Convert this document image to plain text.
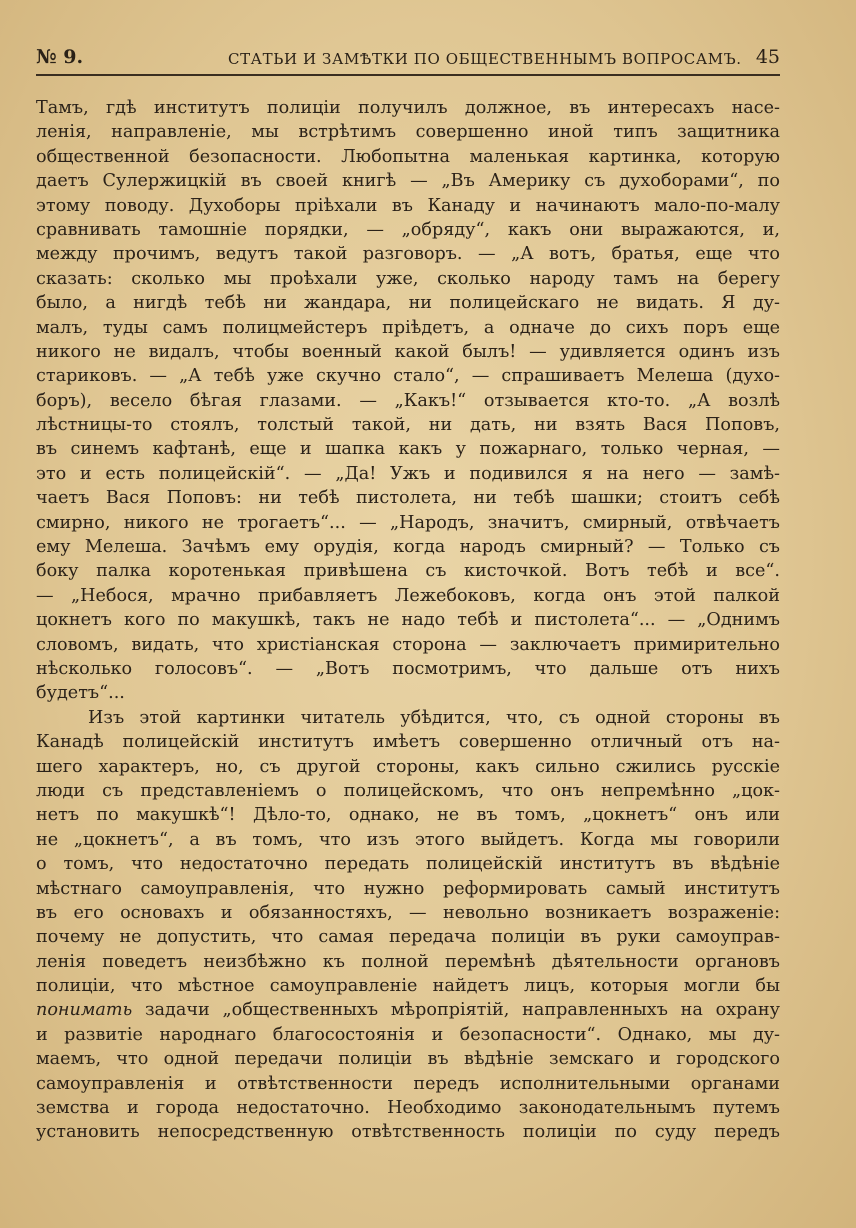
№ 9.	СТАТЬИ И ЗАМѢТКИ ПО ОБЩЕСТВЕННЫМЪ ВОПРОСАМЪ. 45
Тамъ, гдѣ институтъ полиціи получилъ должное, въ интересахъ насе-
ленія, направленіе, мы встрѣтимъ совершенно иной типъ защитника
общественной безопасности. Любопытна маленькая картинка, которую
даетъ Сулержицкій въ своей книгѣ — „Въ Америку съ духоборами“, по
этому поводу. Духоборы пріѣхали въ Канаду и начинаютъ мало-по-малу
сравнивать тамошніе порядки, — „обряду“, какъ они выражаются, и,
между прочимъ, ведутъ такой разговоръ. — „А вотъ, братья, еще что
сказать: сколько мы проѣхали уже, сколько народу тамъ на берегу
было, а нигдѣ тебѣ ни жандара, ни полицейскаго не видать. Я ду-
малъ, туды самъ полицмейстеръ пріѣдетъ, а одначе до сихъ поръ еще
никого не видалъ, чтобы военный какой былъ! — удивляется одинъ изъ
стариковъ. — „А тебѣ уже скучно стало“, — спрашиваетъ Мелеша (духо-
боръ), весело бѣгая глазами. — „Какъ!“ отзывается кто-то. „А возлѣ
лѣстницы-то стоялъ, толстый такой, ни дать, ни взять Вася Поповъ,
въ синемъ кафтанѣ, еще и шапка какъ у пожарнаго, только черная, —
это и есть полицейскій“. — „Да! Ужъ и подивился я на него — замѣ-
чаетъ Вася Поповъ: ни тебѣ пистолета, ни тебѣ шашки; стоитъ себѣ
смирно, никого не трогаетъ“... — „Народъ, значитъ, смирный, отвѣчаетъ
ему Мелеша. Зачѣмъ ему орудія, когда народъ смирный? — Только съ
боку палка коротенькая привѣшена съ кисточкой. Вотъ тебѣ и все“.
— „Небося, мрачно прибавляетъ Лежебоковъ, когда онъ этой палкой
цокнетъ кого по макушкѣ, такъ не надо тебѣ и пистолета“... — „Однимъ
словомъ, видать, что христіанская сторона — заключаетъ примирительно
нѣсколько голосовъ“. — „Вотъ посмотримъ, что дальше отъ нихъ
будетъ“...
Изъ этой картинки читатель убѣдится, что, съ одной стороны въ
Канадѣ полицейскій институтъ имѣетъ совершенно отличный отъ на-
шего характеръ, но, съ другой стороны, какъ сильно сжились русскіе
люди съ представленіемъ о полицейскомъ, что онъ непремѣнно „цок-
нетъ по макушкѣ“! Дѣло-то, однако, не въ томъ, „цокнетъ“ онъ или
не „цокнетъ“, а въ томъ, что изъ этого выйдетъ. Когда мы говорили
о томъ, что недостаточно передать полицейскій институтъ въ вѣдѣніе
мѣстнаго самоуправленія, что нужно реформировать самый институтъ
въ его основахъ и обязанностяхъ, — невольно возникаетъ возраженіе:
почему не допустить, что самая передача полиціи въ руки самоуправ-
ленія поведетъ неизбѣжно къ полной перемѣнѣ дѣятельности органовъ
полиціи, что мѣстное самоуправленіе найдетъ лицъ, которыя могли бы
понимать задачи „общественныхъ мѣропріятій, направленныхъ на охрану
и развитіе народнаго благосостоянія и безопасности“. Однако, мы ду-
маемъ, что одной передачи полиціи въ вѣдѣніе земскаго и городского
самоуправленія и отвѣтственности передъ исполнительными органами
земства и города недостаточно. Необходимо законодательнымъ путемъ
установить непосредственную отвѣтственность полиціи по суду передъ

###

▶ **TASK PROMPT**: Select all lines with the word "безопасности" from the entries above.

▶ **SOLUTION FOR THIS PROBLEM**:
общественной безопасности. Любопытна маленькая картинка, которую
и развитіе народнаго благосостоянія и безопасности“. Однако, мы ду-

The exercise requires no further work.